**Short exercise**
Search the material for the word "Lightroom" and report each line where it turns up.

◆ ◆ ◆ ◆

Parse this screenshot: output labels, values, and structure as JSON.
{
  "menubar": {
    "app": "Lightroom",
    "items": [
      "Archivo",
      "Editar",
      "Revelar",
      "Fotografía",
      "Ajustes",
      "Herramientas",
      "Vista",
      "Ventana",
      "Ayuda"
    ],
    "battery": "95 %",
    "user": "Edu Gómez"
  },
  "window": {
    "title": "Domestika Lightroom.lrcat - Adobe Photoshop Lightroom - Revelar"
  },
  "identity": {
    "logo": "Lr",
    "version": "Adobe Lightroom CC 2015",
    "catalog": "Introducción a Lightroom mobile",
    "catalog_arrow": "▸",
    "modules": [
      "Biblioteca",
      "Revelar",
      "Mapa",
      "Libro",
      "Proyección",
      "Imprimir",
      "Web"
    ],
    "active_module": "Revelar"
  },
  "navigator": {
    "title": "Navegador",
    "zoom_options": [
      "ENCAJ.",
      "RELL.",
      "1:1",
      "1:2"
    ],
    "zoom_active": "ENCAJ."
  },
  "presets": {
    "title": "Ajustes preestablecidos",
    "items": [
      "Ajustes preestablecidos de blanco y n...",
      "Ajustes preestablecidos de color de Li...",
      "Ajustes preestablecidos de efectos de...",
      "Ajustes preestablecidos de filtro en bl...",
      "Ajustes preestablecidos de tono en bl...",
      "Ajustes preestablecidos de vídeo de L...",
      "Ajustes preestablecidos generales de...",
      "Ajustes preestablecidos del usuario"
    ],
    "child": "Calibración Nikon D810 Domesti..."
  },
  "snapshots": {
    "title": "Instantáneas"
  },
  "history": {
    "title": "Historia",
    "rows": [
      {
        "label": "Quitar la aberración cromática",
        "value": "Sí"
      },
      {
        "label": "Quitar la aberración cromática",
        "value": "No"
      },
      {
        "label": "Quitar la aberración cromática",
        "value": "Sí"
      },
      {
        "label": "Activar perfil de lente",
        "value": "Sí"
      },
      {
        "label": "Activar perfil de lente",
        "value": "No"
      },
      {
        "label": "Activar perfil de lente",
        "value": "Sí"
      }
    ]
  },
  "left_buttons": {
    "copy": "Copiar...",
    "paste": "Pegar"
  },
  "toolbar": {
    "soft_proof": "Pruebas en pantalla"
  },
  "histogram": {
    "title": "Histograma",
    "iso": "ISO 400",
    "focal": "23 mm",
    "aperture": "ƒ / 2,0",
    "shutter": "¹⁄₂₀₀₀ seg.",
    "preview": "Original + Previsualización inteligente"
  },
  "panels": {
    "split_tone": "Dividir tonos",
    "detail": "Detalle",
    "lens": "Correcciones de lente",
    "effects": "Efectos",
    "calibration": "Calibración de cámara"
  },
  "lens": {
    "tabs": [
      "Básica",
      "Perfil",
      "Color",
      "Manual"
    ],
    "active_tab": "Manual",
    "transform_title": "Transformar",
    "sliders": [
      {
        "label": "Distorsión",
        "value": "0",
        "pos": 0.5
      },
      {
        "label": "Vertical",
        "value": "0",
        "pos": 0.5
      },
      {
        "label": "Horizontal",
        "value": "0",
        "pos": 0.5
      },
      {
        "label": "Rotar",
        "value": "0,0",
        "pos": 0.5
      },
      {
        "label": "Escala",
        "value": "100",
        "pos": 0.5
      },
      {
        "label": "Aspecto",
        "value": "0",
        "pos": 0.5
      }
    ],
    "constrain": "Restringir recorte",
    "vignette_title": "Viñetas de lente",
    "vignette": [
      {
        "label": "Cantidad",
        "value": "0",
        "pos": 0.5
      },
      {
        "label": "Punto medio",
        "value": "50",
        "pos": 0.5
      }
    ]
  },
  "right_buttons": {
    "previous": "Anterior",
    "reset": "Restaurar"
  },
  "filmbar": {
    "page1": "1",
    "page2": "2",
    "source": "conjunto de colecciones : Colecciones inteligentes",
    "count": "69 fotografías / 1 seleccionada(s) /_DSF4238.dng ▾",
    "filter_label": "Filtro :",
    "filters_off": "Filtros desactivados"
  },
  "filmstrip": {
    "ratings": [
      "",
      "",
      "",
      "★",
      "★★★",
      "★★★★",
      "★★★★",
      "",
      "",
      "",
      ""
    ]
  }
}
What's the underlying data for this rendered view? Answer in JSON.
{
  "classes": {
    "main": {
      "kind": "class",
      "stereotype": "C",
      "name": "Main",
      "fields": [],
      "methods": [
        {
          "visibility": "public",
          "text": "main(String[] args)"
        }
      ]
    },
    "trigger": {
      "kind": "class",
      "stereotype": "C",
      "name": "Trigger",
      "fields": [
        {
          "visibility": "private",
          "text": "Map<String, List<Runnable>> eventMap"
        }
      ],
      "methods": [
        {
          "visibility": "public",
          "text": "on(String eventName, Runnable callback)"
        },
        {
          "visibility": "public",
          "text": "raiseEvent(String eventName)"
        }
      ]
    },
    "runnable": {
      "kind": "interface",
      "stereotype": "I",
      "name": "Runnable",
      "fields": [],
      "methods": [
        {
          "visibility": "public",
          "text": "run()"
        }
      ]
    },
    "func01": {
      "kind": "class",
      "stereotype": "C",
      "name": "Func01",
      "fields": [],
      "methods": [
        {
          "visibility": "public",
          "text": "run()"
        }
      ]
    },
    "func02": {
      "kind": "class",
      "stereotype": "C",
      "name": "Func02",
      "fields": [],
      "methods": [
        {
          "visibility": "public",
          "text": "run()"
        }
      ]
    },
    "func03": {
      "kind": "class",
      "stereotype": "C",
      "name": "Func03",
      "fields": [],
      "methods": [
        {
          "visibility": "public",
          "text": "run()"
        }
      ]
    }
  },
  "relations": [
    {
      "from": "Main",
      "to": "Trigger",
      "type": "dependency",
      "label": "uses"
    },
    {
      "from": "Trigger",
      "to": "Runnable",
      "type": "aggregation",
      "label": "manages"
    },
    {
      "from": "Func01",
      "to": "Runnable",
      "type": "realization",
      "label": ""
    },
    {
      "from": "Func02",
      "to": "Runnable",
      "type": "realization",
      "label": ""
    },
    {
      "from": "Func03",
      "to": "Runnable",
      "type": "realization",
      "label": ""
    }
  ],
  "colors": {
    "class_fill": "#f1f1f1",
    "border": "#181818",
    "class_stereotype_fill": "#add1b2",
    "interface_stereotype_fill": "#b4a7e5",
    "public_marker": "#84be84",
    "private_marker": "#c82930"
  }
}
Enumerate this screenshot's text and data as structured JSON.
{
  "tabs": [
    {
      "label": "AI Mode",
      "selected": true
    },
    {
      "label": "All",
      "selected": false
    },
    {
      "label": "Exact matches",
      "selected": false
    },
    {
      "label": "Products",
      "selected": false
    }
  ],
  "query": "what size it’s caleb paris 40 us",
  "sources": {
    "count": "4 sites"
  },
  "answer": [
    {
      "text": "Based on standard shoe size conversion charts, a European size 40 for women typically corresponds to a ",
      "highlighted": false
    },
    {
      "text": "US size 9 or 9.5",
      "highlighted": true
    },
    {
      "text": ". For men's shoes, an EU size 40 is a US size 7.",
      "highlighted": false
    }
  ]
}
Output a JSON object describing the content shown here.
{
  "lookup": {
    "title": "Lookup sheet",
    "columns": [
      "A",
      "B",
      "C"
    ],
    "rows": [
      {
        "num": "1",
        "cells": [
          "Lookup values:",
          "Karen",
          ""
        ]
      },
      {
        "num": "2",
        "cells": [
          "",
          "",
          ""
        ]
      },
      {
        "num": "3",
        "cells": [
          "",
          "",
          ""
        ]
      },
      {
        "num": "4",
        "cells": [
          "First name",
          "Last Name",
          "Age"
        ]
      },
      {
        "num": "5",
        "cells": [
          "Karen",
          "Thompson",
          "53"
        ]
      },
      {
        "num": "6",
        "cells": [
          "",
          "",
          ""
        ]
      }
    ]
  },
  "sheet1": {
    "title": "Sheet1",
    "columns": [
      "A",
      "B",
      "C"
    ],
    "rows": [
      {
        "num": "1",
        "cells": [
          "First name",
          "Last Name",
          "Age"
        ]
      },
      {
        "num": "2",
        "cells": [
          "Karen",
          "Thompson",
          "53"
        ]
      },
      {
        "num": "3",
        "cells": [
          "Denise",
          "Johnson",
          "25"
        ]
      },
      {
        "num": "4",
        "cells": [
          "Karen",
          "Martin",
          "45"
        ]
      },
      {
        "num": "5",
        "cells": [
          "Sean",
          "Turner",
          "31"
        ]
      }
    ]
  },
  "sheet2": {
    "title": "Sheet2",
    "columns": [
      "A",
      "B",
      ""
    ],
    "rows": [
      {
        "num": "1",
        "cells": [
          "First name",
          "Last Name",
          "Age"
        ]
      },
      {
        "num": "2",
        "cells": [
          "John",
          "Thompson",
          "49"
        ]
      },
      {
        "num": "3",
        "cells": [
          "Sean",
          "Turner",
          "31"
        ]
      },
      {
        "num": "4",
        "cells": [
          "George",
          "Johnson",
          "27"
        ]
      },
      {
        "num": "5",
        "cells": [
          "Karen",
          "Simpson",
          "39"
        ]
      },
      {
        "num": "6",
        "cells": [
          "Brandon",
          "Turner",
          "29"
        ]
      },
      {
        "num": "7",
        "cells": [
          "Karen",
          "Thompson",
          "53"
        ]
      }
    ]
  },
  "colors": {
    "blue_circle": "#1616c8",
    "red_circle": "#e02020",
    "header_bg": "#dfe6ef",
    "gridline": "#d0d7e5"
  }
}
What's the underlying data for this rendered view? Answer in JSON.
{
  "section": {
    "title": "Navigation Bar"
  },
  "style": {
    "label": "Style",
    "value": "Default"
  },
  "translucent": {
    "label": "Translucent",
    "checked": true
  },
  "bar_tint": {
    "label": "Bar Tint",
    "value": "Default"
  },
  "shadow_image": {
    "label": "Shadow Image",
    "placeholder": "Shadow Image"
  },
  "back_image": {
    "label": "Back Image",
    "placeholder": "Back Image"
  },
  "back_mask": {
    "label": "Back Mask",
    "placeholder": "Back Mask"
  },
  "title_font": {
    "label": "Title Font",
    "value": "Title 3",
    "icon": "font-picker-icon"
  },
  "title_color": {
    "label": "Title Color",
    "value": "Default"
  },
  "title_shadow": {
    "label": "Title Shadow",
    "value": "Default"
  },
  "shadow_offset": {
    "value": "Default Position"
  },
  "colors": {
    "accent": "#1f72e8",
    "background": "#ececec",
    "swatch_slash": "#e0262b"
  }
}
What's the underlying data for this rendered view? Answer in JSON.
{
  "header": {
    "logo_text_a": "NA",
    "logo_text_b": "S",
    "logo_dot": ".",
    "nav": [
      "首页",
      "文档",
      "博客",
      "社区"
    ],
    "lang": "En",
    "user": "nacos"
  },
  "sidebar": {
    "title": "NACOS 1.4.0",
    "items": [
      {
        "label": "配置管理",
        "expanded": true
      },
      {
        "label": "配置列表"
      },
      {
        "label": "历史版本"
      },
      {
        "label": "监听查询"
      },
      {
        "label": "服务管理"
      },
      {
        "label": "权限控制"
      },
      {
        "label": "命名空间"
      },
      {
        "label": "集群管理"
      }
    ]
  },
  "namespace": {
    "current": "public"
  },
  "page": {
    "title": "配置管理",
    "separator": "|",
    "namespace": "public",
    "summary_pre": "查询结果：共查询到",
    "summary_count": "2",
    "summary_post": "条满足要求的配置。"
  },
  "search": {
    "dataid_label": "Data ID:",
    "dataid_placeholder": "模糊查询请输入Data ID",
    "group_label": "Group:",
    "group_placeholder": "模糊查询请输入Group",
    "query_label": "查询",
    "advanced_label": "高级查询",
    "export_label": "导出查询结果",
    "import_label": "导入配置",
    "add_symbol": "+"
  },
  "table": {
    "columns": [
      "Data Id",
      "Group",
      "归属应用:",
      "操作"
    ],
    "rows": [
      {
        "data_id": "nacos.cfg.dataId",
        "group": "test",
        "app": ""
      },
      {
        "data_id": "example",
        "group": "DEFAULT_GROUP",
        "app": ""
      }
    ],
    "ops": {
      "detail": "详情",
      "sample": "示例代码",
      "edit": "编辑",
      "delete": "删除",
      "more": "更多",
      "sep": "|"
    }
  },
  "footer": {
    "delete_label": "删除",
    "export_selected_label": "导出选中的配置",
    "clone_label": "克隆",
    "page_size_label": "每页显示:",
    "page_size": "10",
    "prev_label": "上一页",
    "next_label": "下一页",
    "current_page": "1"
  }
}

◆ ◆ ◆ ◆

**Complete response**
    "app": "Lightroom",
    "title": "Domestika Lightroom.lrcat - Adobe Photoshop Lightroom - Revelar"
    "version": "Adobe Lightroom CC 2015",
    "catalog": "Introducción a Lightroom mobile",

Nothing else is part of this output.